**To be done**
In the entries that follow, how many lines hold the string "mercado"? Give only that number.

:: Working data

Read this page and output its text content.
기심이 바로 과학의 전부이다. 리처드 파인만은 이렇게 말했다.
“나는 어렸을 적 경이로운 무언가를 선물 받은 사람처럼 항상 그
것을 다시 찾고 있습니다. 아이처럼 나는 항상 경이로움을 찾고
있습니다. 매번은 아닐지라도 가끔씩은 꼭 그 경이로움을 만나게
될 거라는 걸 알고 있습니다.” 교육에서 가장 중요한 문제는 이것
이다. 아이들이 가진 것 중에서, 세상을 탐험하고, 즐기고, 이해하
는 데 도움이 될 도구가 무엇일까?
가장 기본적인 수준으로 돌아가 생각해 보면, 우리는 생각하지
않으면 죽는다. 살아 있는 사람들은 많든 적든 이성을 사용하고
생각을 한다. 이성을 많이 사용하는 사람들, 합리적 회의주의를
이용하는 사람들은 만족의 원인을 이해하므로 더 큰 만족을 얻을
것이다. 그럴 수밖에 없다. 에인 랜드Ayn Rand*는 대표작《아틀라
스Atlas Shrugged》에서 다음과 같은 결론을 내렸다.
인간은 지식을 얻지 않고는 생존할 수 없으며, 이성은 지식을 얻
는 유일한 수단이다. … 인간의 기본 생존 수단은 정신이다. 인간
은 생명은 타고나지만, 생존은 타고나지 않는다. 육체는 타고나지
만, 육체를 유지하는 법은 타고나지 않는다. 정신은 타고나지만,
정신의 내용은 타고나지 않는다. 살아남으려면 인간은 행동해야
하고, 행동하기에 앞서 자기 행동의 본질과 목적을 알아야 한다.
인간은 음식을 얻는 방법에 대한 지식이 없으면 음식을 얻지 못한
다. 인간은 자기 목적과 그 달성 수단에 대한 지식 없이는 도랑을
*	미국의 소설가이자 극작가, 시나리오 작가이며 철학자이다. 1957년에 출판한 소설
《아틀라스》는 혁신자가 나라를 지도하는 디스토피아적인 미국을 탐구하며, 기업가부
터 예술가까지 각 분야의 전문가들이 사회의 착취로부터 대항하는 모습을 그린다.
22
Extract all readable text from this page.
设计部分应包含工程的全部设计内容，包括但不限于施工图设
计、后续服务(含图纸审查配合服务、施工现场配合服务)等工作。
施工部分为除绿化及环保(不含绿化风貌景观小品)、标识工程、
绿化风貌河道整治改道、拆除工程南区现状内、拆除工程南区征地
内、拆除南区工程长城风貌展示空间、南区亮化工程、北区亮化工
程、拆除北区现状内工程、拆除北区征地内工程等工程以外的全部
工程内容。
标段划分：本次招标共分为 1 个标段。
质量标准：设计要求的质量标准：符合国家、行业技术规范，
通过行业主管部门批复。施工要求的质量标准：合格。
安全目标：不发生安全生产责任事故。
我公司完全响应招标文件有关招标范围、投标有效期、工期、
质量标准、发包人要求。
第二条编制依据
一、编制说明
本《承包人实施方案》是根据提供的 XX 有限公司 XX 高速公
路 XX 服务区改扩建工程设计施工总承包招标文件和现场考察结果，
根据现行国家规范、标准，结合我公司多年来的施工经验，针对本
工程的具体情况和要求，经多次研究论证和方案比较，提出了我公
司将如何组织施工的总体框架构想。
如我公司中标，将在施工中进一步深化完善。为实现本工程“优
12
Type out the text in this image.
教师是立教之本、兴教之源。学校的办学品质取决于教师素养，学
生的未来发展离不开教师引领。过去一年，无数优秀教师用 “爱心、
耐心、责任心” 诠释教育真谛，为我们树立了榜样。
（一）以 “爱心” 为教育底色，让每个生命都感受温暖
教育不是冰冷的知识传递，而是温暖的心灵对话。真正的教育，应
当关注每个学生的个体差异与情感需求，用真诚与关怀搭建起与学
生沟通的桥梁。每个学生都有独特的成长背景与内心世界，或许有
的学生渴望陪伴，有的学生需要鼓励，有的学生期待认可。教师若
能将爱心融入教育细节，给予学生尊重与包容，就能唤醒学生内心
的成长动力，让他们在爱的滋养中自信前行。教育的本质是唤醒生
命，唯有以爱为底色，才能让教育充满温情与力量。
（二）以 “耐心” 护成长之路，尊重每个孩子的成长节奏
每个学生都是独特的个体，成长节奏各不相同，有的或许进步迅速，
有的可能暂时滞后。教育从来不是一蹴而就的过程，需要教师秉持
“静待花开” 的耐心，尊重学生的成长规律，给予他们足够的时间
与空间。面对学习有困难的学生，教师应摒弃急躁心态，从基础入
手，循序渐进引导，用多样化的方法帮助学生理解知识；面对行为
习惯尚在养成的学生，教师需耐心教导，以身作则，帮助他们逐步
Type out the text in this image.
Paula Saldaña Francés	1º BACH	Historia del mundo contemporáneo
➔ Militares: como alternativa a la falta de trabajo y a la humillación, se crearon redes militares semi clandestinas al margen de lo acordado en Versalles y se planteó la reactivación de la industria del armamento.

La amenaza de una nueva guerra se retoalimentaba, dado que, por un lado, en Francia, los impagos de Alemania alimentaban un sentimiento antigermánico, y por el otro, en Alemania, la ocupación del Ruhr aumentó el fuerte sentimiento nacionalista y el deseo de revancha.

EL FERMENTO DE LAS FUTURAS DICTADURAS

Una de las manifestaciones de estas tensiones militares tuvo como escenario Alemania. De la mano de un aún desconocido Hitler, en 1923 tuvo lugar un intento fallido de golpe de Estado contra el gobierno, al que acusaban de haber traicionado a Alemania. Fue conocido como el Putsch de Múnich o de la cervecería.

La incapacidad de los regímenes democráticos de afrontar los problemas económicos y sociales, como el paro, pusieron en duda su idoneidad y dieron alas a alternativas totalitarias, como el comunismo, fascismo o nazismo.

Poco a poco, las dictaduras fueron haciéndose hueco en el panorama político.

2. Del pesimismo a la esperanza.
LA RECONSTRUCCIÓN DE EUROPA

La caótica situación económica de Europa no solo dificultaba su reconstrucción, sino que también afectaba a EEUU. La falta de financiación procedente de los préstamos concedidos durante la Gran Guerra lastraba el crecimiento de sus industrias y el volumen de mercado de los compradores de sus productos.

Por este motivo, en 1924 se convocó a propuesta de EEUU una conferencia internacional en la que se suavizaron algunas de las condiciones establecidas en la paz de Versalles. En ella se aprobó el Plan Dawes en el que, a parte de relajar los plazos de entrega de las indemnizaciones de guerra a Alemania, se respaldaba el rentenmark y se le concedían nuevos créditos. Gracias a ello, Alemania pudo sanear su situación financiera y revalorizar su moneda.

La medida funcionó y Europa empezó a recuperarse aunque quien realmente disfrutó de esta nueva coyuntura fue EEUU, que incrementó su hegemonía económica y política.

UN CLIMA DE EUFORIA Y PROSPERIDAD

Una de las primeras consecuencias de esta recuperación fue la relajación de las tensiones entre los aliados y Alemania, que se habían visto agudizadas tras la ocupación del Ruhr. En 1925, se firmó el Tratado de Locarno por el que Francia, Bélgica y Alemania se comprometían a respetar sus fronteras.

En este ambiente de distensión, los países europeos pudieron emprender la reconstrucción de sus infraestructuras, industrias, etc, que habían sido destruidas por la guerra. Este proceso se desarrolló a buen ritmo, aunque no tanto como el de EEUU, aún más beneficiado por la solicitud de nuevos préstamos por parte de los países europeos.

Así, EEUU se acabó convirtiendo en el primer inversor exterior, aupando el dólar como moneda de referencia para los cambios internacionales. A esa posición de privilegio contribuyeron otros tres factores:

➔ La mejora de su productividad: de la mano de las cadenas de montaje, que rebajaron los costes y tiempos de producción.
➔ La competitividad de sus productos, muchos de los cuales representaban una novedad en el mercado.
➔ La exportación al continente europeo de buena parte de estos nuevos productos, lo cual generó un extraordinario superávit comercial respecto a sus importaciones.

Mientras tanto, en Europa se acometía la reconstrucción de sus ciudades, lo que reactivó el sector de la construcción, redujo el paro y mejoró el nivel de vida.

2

::::

**Worked answer**
2